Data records
----------

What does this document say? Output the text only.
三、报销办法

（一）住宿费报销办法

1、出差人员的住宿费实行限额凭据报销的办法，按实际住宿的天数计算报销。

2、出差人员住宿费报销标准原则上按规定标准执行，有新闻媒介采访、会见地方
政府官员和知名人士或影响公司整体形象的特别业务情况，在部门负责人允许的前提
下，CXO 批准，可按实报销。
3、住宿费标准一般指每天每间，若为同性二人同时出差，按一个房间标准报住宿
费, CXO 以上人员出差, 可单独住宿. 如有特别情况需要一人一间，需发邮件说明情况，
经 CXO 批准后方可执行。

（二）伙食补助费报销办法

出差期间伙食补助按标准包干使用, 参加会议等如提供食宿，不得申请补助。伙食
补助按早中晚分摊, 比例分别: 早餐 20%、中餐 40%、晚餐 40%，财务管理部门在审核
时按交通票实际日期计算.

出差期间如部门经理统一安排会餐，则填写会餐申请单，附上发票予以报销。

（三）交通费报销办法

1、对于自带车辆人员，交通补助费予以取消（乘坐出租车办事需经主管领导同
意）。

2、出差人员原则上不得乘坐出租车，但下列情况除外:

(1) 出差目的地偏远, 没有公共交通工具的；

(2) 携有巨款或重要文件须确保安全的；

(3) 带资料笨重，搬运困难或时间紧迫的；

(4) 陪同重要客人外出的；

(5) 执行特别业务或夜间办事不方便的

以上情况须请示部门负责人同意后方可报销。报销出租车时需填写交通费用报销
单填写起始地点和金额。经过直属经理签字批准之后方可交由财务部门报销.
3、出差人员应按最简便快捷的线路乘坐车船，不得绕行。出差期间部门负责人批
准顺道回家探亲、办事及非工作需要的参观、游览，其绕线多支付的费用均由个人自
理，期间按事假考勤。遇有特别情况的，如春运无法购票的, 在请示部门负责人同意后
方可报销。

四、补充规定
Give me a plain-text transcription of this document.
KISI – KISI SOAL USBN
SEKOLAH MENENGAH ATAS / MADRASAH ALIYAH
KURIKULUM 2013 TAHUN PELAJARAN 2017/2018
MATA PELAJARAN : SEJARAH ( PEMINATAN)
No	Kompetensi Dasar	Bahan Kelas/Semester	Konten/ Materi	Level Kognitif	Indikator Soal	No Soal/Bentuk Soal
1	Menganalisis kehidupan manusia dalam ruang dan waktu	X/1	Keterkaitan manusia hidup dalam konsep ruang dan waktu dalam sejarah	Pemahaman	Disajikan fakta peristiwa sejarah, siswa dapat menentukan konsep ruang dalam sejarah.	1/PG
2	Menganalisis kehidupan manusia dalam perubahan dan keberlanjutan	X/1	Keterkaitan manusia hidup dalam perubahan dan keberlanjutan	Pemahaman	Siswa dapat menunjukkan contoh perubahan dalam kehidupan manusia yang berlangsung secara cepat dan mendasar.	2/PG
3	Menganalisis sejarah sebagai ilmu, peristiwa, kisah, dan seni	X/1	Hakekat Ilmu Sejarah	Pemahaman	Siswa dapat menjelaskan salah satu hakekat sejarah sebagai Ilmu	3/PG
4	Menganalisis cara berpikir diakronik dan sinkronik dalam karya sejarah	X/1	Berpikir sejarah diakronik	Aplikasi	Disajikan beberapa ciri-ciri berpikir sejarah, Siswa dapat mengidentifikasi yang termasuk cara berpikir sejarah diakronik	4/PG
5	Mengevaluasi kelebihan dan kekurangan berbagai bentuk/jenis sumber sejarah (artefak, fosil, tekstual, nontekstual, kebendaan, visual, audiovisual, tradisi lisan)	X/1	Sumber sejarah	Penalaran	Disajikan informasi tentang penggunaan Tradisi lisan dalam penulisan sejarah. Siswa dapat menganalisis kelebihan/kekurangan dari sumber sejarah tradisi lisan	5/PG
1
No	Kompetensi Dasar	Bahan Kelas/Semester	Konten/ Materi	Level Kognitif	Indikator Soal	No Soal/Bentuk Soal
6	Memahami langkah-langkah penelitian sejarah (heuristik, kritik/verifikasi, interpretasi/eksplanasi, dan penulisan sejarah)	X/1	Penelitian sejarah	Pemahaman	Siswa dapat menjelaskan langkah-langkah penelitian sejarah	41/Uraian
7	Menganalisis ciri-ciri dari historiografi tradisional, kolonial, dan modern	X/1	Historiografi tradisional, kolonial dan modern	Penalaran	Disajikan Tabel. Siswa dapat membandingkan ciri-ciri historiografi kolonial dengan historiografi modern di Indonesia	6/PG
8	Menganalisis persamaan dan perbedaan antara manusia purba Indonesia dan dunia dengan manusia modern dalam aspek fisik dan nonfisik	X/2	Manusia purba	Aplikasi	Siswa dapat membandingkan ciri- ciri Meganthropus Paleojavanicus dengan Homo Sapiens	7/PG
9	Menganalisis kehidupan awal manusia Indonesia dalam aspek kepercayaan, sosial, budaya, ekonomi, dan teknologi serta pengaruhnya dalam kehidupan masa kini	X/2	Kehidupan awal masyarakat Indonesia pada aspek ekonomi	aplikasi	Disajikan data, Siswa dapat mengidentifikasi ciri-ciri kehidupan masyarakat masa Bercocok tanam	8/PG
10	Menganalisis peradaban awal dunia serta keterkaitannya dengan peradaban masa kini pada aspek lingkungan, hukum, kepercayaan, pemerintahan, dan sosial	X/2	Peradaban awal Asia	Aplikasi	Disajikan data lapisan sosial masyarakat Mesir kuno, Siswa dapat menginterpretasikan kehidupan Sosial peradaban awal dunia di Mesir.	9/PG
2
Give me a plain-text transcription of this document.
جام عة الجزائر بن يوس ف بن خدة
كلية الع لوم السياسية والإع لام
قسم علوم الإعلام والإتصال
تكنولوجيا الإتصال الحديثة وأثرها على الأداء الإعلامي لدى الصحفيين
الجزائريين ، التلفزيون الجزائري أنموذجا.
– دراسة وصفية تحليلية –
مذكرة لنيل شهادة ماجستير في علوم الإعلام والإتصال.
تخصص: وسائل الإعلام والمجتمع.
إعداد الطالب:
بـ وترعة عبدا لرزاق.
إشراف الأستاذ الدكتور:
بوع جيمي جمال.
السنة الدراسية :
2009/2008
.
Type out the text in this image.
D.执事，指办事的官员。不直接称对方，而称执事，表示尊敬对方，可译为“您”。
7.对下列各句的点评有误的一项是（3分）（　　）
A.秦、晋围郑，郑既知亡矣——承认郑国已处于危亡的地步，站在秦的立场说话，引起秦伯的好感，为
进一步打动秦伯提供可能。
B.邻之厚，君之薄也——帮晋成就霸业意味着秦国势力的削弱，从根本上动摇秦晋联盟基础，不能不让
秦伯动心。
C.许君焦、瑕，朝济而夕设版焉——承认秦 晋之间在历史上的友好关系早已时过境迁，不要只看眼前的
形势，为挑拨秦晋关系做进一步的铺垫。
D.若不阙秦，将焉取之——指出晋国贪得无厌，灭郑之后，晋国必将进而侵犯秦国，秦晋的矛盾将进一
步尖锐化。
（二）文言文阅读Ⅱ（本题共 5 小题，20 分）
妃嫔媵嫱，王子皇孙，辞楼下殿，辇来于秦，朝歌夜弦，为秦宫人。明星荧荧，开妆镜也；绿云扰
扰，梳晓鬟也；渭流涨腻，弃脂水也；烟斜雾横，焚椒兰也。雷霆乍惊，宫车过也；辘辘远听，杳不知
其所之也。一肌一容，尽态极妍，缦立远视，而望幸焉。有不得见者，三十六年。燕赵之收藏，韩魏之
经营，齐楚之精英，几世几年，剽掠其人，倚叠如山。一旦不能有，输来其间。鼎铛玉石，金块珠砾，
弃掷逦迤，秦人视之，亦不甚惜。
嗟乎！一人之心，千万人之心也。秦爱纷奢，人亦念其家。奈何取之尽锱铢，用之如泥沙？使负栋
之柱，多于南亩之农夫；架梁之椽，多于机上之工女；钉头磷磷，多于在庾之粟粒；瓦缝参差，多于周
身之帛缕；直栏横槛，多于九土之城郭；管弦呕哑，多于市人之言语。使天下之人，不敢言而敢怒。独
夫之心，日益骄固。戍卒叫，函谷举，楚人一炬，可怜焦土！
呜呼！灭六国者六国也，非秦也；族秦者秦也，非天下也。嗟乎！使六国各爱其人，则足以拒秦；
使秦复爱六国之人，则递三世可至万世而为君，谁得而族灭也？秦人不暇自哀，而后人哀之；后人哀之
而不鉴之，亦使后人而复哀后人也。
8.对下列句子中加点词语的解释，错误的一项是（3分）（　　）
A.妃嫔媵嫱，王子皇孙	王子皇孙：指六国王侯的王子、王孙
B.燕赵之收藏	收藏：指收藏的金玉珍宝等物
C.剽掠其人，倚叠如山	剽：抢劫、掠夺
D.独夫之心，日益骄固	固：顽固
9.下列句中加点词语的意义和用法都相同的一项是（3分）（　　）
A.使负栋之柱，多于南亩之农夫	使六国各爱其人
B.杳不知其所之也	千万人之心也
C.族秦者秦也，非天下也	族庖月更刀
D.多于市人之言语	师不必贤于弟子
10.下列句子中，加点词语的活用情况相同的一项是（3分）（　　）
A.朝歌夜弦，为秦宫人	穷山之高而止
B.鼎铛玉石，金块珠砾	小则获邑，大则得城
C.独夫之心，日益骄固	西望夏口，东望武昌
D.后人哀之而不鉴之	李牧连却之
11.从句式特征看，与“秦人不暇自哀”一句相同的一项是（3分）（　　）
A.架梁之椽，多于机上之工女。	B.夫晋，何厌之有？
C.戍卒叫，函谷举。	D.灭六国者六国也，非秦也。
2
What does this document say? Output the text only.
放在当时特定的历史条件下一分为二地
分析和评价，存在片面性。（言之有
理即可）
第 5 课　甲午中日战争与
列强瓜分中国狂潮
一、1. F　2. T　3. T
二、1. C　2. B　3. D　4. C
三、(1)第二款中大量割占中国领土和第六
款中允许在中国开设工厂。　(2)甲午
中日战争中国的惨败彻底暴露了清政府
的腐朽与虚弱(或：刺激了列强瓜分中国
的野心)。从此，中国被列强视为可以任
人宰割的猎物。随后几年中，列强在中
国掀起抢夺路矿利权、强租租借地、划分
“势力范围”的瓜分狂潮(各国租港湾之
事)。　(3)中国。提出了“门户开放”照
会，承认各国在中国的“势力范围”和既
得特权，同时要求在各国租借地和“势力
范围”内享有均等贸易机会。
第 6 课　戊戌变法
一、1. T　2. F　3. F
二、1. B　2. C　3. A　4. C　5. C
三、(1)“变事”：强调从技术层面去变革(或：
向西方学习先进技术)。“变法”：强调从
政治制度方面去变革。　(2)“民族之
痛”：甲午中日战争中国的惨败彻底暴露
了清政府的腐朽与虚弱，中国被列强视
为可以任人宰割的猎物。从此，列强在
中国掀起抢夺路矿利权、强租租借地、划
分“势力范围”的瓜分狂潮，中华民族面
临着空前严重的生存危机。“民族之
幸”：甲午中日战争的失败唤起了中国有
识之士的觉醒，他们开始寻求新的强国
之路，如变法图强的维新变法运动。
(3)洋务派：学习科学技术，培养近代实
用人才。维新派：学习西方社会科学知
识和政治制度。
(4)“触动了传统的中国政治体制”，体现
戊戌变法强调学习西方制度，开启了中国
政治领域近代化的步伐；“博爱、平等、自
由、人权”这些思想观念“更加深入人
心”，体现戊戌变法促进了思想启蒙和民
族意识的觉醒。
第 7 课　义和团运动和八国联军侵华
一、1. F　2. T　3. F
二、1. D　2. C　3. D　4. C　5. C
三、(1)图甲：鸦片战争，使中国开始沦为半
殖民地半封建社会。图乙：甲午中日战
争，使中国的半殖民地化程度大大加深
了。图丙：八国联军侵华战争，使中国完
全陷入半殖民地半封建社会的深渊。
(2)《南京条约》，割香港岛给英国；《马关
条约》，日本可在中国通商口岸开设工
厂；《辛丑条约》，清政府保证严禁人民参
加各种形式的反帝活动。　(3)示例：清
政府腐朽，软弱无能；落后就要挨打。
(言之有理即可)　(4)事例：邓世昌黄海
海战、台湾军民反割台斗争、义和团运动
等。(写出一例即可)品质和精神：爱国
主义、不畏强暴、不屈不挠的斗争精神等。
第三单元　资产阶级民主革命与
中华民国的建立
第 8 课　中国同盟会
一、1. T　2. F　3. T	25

----------

# EXERCISE OBJECTIVE
Reply with nothing but the number of lines that contain the word "架梁之椽".

# TASK OUTPUT
2